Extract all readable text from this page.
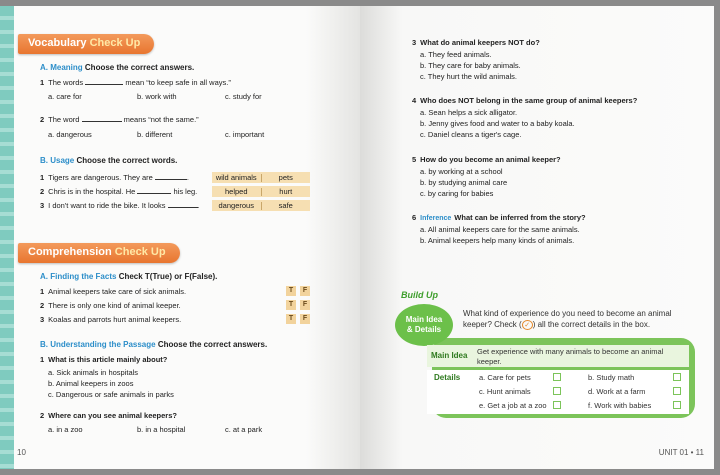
Vocabulary Check Up
A. Meaning Choose the correct answers.
1 The words	mean “to keep safe in all ways.”
a. care for	b. work with	c. study for
2 The word	means “not the same.”
a. dangerous	b. different	c. important
B. Usage Choose the correct words.
1 Tigers are dangerous. They are	.	wild animals	pets
2 Chris is in the hospital. He	his leg.	helped	hurt
3 I don't want to ride the bike. It looks	.	dangerous	safe
Comprehension Check Up
A. Finding the Facts Check T(True) or F(False).
1 Animal keepers take care of sick animals.	T	F
2 There is only one kind of animal keeper.	T	F
3 Koalas and parrots hurt animal keepers.	T	F
B. Understanding the Passage Choose the correct answers.
1 What is this article mainly about?
a. Sick animals in hospitals
b. Animal keepers in zoos
c. Dangerous or safe animals in parks
2 Where can you see animal keepers?
a. in a zoo	b. in a hospital	c. at a park
10	UNIT 01 • 11
3 What do animal keepers NOT do?
a. They feed animals.
b. They care for baby animals.
c. They hurt the wild animals.
4 Who does NOT belong in the same group of animal keepers?
a. Sean helps a sick alligator.
b. Jenny gives food and water to a baby koala.
c. Daniel cleans a tiger's cage.
5 How do you become an animal keeper?
a. by working at a school
b. by studying animal care
c. by caring for babies
6 Inference What can be inferred from the story?
a. All animal keepers care for the same animals.
b. Animal keepers help many kinds of animals.
Build Up
Main Idea
& Details
What kind of experience do you need to become an animal keeper? Check ( ✓ ) all the correct details in the box.
Main Idea Get experience with many animals to become an animal keeper.
Details	a. Care for pets	b. Study math
c. Hunt animals	d. Work at a farm
e. Get a job at a zoo	f. Work with babies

THE REQUEST
Give every line of the material that includes the string "become".

RESPONSE
5 How do you become an animal keeper?
What kind of experience do you need to become an animal keeper? Check ( ✓ ) all the correct details in the box.
Main Idea Get experience with many animals to become an animal keeper.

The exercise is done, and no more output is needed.